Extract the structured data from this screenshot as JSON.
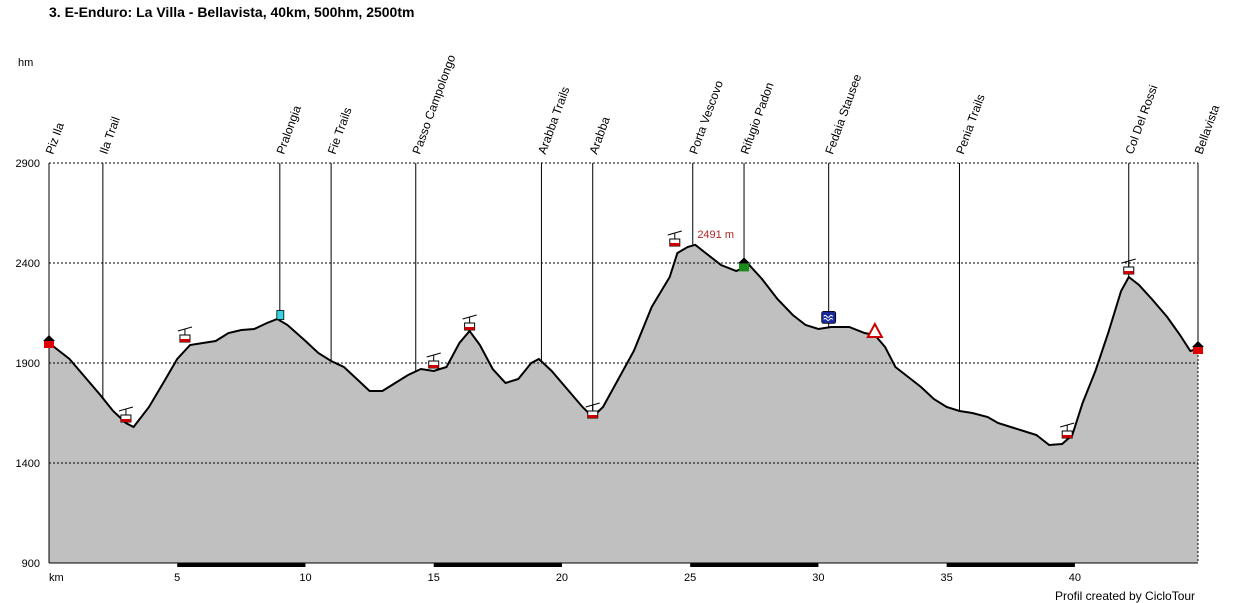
{
  "title": "3. E-Enduro: La Villa - Bellavista, 40km, 500hm, 2500tm",
  "credit": "Profil created by CicloTour",
  "chart_data": {
    "type": "area",
    "ylabel": "hm",
    "xlabel": "km",
    "xlim": [
      0,
      44.8
    ],
    "ylim": [
      900,
      2900
    ],
    "yticks": [
      900,
      1400,
      1900,
      2400,
      2900
    ],
    "xticks": [
      5,
      10,
      15,
      20,
      25,
      30,
      35,
      40
    ],
    "grid": true,
    "colors": {
      "fill": "#c0c0c0",
      "line": "#000000",
      "annotation": "#b22222"
    },
    "profile": [
      [
        0,
        2000
      ],
      [
        0.8,
        1920
      ],
      [
        1.4,
        1830
      ],
      [
        2.0,
        1740
      ],
      [
        2.5,
        1660
      ],
      [
        3.0,
        1600
      ],
      [
        3.3,
        1580
      ],
      [
        3.9,
        1680
      ],
      [
        4.5,
        1810
      ],
      [
        5.0,
        1920
      ],
      [
        5.5,
        1990
      ],
      [
        6.0,
        2000
      ],
      [
        6.5,
        2010
      ],
      [
        7.0,
        2050
      ],
      [
        7.5,
        2065
      ],
      [
        8.0,
        2070
      ],
      [
        8.5,
        2100
      ],
      [
        8.9,
        2120
      ],
      [
        9.3,
        2090
      ],
      [
        10.0,
        2010
      ],
      [
        10.5,
        1950
      ],
      [
        11.0,
        1910
      ],
      [
        11.5,
        1880
      ],
      [
        12.0,
        1820
      ],
      [
        12.5,
        1760
      ],
      [
        13.0,
        1760
      ],
      [
        13.5,
        1800
      ],
      [
        14.0,
        1840
      ],
      [
        14.5,
        1870
      ],
      [
        15.0,
        1860
      ],
      [
        15.5,
        1880
      ],
      [
        16.0,
        2000
      ],
      [
        16.4,
        2060
      ],
      [
        16.8,
        1990
      ],
      [
        17.3,
        1870
      ],
      [
        17.8,
        1800
      ],
      [
        18.3,
        1820
      ],
      [
        18.8,
        1900
      ],
      [
        19.1,
        1920
      ],
      [
        19.6,
        1860
      ],
      [
        20.2,
        1770
      ],
      [
        20.8,
        1680
      ],
      [
        21.2,
        1630
      ],
      [
        21.6,
        1680
      ],
      [
        22.2,
        1820
      ],
      [
        22.8,
        1960
      ],
      [
        23.5,
        2180
      ],
      [
        24.2,
        2330
      ],
      [
        24.5,
        2450
      ],
      [
        24.9,
        2480
      ],
      [
        25.2,
        2491
      ],
      [
        25.6,
        2450
      ],
      [
        26.2,
        2390
      ],
      [
        26.8,
        2360
      ],
      [
        27.3,
        2390
      ],
      [
        27.8,
        2320
      ],
      [
        28.4,
        2220
      ],
      [
        29.0,
        2140
      ],
      [
        29.5,
        2090
      ],
      [
        30.0,
        2070
      ],
      [
        30.5,
        2080
      ],
      [
        31.2,
        2080
      ],
      [
        31.8,
        2050
      ],
      [
        32.2,
        2040
      ],
      [
        32.6,
        1980
      ],
      [
        33.0,
        1880
      ],
      [
        33.6,
        1820
      ],
      [
        34.0,
        1780
      ],
      [
        34.5,
        1720
      ],
      [
        35.0,
        1680
      ],
      [
        35.5,
        1660
      ],
      [
        36.0,
        1650
      ],
      [
        36.6,
        1630
      ],
      [
        37.0,
        1600
      ],
      [
        37.5,
        1580
      ],
      [
        38.0,
        1560
      ],
      [
        38.5,
        1540
      ],
      [
        39.0,
        1490
      ],
      [
        39.5,
        1495
      ],
      [
        39.9,
        1540
      ],
      [
        40.3,
        1700
      ],
      [
        40.8,
        1860
      ],
      [
        41.3,
        2050
      ],
      [
        41.8,
        2260
      ],
      [
        42.1,
        2330
      ],
      [
        42.5,
        2290
      ],
      [
        43.0,
        2220
      ],
      [
        43.6,
        2130
      ],
      [
        44.1,
        2040
      ],
      [
        44.5,
        1960
      ],
      [
        44.8,
        1970
      ]
    ],
    "markers": [
      {
        "km": 0,
        "label": "Piz Ila",
        "icon": "house-icon"
      },
      {
        "km": 2.1,
        "label": "Ila Trail",
        "icon": ""
      },
      {
        "km": 9.0,
        "label": "Pralongia",
        "icon": "flag-icon"
      },
      {
        "km": 11.0,
        "label": "Fie Trails",
        "icon": ""
      },
      {
        "km": 14.3,
        "label": "Passo Campolongo",
        "icon": ""
      },
      {
        "km": 19.2,
        "label": "Arabba Trails",
        "icon": ""
      },
      {
        "km": 21.2,
        "label": "Arabba",
        "icon": ""
      },
      {
        "km": 25.1,
        "label": "Porta Vescovo",
        "icon": ""
      },
      {
        "km": 27.1,
        "label": "Rifugio Padon",
        "icon": "hut-icon"
      },
      {
        "km": 30.4,
        "label": "Fedaia Stausee",
        "icon": "lake-icon"
      },
      {
        "km": 35.5,
        "label": "Penia Trails",
        "icon": ""
      },
      {
        "km": 42.1,
        "label": "Col Del Rossi",
        "icon": ""
      },
      {
        "km": 44.8,
        "label": "Bellavista",
        "icon": "house-icon"
      }
    ],
    "gondolas": [
      {
        "km": 3.0,
        "hm": 1610
      },
      {
        "km": 5.3,
        "hm": 2010
      },
      {
        "km": 15.0,
        "hm": 1880
      },
      {
        "km": 16.4,
        "hm": 2070
      },
      {
        "km": 21.2,
        "hm": 1630
      },
      {
        "km": 24.4,
        "hm": 2490
      },
      {
        "km": 39.7,
        "hm": 1530
      },
      {
        "km": 42.1,
        "hm": 2350
      }
    ],
    "warning": {
      "km": 32.2,
      "hm": 2050
    },
    "peak_annotation": {
      "km": 25.2,
      "hm": 2491,
      "text": "2491 m"
    },
    "km_band_segments": [
      [
        5,
        10
      ],
      [
        15,
        20
      ],
      [
        25,
        30
      ],
      [
        35,
        40
      ]
    ]
  }
}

================

▶ [Exercise requirements] In the entries above, identify every line with the string "Trails".

▶ [Full solution]
        "label": "Fie Trails",
        "label": "Arabba Trails",
        "label": "Penia Trails",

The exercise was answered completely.